SHORT TASK | Write out the material below again, unchanged.

START

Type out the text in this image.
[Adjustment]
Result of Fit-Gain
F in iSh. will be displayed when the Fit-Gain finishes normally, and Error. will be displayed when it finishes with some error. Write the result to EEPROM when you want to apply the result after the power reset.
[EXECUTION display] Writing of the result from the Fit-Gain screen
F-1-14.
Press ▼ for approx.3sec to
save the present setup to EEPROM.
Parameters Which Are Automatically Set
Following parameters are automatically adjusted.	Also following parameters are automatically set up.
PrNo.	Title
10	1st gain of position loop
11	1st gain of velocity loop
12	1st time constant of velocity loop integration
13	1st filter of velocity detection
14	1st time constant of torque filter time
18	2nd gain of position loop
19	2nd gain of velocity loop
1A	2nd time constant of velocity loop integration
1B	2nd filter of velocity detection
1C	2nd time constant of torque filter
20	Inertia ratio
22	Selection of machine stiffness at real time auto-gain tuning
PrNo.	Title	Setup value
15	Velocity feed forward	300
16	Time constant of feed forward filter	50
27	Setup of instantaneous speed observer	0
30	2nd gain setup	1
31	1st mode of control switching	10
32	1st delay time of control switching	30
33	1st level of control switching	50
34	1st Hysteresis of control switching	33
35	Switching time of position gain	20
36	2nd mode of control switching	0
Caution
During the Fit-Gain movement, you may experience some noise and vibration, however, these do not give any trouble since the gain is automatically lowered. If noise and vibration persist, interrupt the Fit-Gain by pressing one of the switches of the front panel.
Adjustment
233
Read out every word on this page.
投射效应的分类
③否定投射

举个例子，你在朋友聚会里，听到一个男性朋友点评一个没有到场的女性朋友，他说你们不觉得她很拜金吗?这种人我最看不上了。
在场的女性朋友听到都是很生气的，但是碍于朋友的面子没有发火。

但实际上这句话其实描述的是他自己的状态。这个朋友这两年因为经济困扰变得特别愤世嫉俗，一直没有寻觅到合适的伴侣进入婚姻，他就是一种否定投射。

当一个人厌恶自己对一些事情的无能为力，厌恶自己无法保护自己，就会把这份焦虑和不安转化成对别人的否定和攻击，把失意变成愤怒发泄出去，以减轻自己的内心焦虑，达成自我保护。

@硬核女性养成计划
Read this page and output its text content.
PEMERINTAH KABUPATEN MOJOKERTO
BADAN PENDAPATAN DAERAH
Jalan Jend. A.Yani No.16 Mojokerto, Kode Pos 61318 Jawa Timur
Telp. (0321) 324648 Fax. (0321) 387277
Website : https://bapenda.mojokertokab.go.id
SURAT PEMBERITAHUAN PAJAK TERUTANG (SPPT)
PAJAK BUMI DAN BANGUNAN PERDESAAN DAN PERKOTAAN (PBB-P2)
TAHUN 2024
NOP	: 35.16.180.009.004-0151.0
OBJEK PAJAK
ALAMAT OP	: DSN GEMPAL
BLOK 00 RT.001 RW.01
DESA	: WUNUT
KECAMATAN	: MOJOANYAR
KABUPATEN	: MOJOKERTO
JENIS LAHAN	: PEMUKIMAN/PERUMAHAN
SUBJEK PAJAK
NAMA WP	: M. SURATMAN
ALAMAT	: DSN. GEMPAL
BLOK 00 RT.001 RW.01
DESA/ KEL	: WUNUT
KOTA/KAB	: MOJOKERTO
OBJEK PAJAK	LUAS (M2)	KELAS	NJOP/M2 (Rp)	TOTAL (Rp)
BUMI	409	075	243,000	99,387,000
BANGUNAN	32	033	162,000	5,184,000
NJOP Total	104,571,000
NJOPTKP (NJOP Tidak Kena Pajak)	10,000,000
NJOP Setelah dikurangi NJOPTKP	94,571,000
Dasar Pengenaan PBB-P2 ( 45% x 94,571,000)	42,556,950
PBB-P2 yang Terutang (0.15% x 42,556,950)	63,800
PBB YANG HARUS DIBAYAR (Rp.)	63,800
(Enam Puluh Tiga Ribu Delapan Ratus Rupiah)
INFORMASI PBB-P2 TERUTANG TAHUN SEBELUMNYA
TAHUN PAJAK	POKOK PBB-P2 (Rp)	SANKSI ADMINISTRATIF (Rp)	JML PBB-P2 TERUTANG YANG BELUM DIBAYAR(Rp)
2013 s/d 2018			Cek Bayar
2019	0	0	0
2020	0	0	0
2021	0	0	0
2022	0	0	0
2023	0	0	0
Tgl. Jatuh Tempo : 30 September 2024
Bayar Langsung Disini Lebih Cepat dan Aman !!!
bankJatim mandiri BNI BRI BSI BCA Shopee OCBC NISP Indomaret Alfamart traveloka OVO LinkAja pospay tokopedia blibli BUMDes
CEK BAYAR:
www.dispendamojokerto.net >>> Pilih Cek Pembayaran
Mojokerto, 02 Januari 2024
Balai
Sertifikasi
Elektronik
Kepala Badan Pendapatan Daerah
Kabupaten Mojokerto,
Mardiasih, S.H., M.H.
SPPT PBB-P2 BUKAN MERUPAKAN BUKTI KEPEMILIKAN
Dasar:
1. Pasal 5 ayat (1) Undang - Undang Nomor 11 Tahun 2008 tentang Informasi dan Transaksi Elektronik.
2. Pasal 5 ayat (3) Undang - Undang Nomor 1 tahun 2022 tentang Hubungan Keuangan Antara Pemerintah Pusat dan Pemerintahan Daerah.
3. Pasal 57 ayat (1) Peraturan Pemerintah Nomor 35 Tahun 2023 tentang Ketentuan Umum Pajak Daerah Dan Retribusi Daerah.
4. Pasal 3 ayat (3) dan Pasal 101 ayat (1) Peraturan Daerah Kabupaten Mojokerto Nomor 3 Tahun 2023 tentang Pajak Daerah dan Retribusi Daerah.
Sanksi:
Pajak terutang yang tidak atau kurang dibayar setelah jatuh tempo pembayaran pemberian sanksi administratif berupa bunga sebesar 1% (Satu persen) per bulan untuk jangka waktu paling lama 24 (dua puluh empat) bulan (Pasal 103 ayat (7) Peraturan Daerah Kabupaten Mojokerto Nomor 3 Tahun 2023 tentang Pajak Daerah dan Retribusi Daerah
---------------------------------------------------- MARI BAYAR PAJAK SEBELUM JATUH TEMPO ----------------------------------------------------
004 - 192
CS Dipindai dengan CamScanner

END

COMPLETED EXERCISE |
Type out the text in this image.
[Adjustment]
Result of Fit-Gain
F in iSh. will be displayed when the Fit-Gain finishes normally, and Error. will be displayed when it finishes with some error. Write the result to EEPROM when you want to apply the result after the power reset.
[EXECUTION display] Writing of the result from the Fit-Gain screen
F-1-14.
Press ▼ for approx.3sec to
save the present setup to EEPROM.
Parameters Which Are Automatically Set
Following parameters are automatically adjusted.	Also following parameters are automatically set up.
PrNo.	Title
10	1st gain of position loop
11	1st gain of velocity loop
12	1st time constant of velocity loop integration
13	1st filter of velocity detection
14	1st time constant of torque filter time
18	2nd gain of position loop
19	2nd gain of velocity loop
1A	2nd time constant of velocity loop integration
1B	2nd filter of velocity detection
1C	2nd time constant of torque filter
20	Inertia ratio
22	Selection of machine stiffness at real time auto-gain tuning
PrNo.	Title	Setup value
15	Velocity feed forward	300
16	Time constant of feed forward filter	50
27	Setup of instantaneous speed observer	0
30	2nd gain setup	1
31	1st mode of control switching	10
32	1st delay time of control switching	30
33	1st level of control switching	50
34	1st Hysteresis of control switching	33
35	Switching time of position gain	20
36	2nd mode of control switching	0
Caution
During the Fit-Gain movement, you may experience some noise and vibration, however, these do not give any trouble since the gain is automatically lowered. If noise and vibration persist, interrupt the Fit-Gain by pressing one of the switches of the front panel.
Adjustment
233
Read out every word on this page.
投射效应的分类
③否定投射

举个例子，你在朋友聚会里，听到一个男性朋友点评一个没有到场的女性朋友，他说你们不觉得她很拜金吗?这种人我最看不上了。
在场的女性朋友听到都是很生气的，但是碍于朋友的面子没有发火。

但实际上这句话其实描述的是他自己的状态。这个朋友这两年因为经济困扰变得特别愤世嫉俗，一直没有寻觅到合适的伴侣进入婚姻，他就是一种否定投射。

当一个人厌恶自己对一些事情的无能为力，厌恶自己无法保护自己，就会把这份焦虑和不安转化成对别人的否定和攻击，把失意变成愤怒发泄出去，以减轻自己的内心焦虑，达成自我保护。

@硬核女性养成计划
Read this page and output its text content.
PEMERINTAH KABUPATEN MOJOKERTO
BADAN PENDAPATAN DAERAH
Jalan Jend. A.Yani No.16 Mojokerto, Kode Pos 61318 Jawa Timur
Telp. (0321) 324648 Fax. (0321) 387277
Website : https://bapenda.mojokertokab.go.id
SURAT PEMBERITAHUAN PAJAK TERUTANG (SPPT)
PAJAK BUMI DAN BANGUNAN PERDESAAN DAN PERKOTAAN (PBB-P2)
TAHUN 2024
NOP	: 35.16.180.009.004-0151.0
OBJEK PAJAK
ALAMAT OP	: DSN GEMPAL
BLOK 00 RT.001 RW.01
DESA	: WUNUT
KECAMATAN	: MOJOANYAR
KABUPATEN	: MOJOKERTO
JENIS LAHAN	: PEMUKIMAN/PERUMAHAN
SUBJEK PAJAK
NAMA WP	: M. SURATMAN
ALAMAT	: DSN. GEMPAL
BLOK 00 RT.001 RW.01
DESA/ KEL	: WUNUT
KOTA/KAB	: MOJOKERTO
OBJEK PAJAK	LUAS (M2)	KELAS	NJOP/M2 (Rp)	TOTAL (Rp)
BUMI	409	075	243,000	99,387,000
BANGUNAN	32	033	162,000	5,184,000
NJOP Total	104,571,000
NJOPTKP (NJOP Tidak Kena Pajak)	10,000,000
NJOP Setelah dikurangi NJOPTKP	94,571,000
Dasar Pengenaan PBB-P2 ( 45% x 94,571,000)	42,556,950
PBB-P2 yang Terutang (0.15% x 42,556,950)	63,800
PBB YANG HARUS DIBAYAR (Rp.)	63,800
(Enam Puluh Tiga Ribu Delapan Ratus Rupiah)
INFORMASI PBB-P2 TERUTANG TAHUN SEBELUMNYA
TAHUN PAJAK	POKOK PBB-P2 (Rp)	SANKSI ADMINISTRATIF (Rp)	JML PBB-P2 TERUTANG YANG BELUM DIBAYAR(Rp)
2013 s/d 2018			Cek Bayar
2019	0	0	0
2020	0	0	0
2021	0	0	0
2022	0	0	0
2023	0	0	0
Tgl. Jatuh Tempo : 30 September 2024
Bayar Langsung Disini Lebih Cepat dan Aman !!!
bankJatim mandiri BNI BRI BSI BCA Shopee OCBC NISP Indomaret Alfamart traveloka OVO LinkAja pospay tokopedia blibli BUMDes
CEK BAYAR:
www.dispendamojokerto.net >>> Pilih Cek Pembayaran
Mojokerto, 02 Januari 2024
Balai
Sertifikasi
Elektronik
Kepala Badan Pendapatan Daerah
Kabupaten Mojokerto,
Mardiasih, S.H., M.H.
SPPT PBB-P2 BUKAN MERUPAKAN BUKTI KEPEMILIKAN
Dasar:
1. Pasal 5 ayat (1) Undang - Undang Nomor 11 Tahun 2008 tentang Informasi dan Transaksi Elektronik.
2. Pasal 5 ayat (3) Undang - Undang Nomor 1 tahun 2022 tentang Hubungan Keuangan Antara Pemerintah Pusat dan Pemerintahan Daerah.
3. Pasal 57 ayat (1) Peraturan Pemerintah Nomor 35 Tahun 2023 tentang Ketentuan Umum Pajak Daerah Dan Retribusi Daerah.
4. Pasal 3 ayat (3) dan Pasal 101 ayat (1) Peraturan Daerah Kabupaten Mojokerto Nomor 3 Tahun 2023 tentang Pajak Daerah dan Retribusi Daerah.
Sanksi:
Pajak terutang yang tidak atau kurang dibayar setelah jatuh tempo pembayaran pemberian sanksi administratif berupa bunga sebesar 1% (Satu persen) per bulan untuk jangka waktu paling lama 24 (dua puluh empat) bulan (Pasal 103 ayat (7) Peraturan Daerah Kabupaten Mojokerto Nomor 3 Tahun 2023 tentang Pajak Daerah dan Retribusi Daerah
---------------------------------------------------- MARI BAYAR PAJAK SEBELUM JATUH TEMPO ----------------------------------------------------
004 - 192
CS Dipindai dengan CamScanner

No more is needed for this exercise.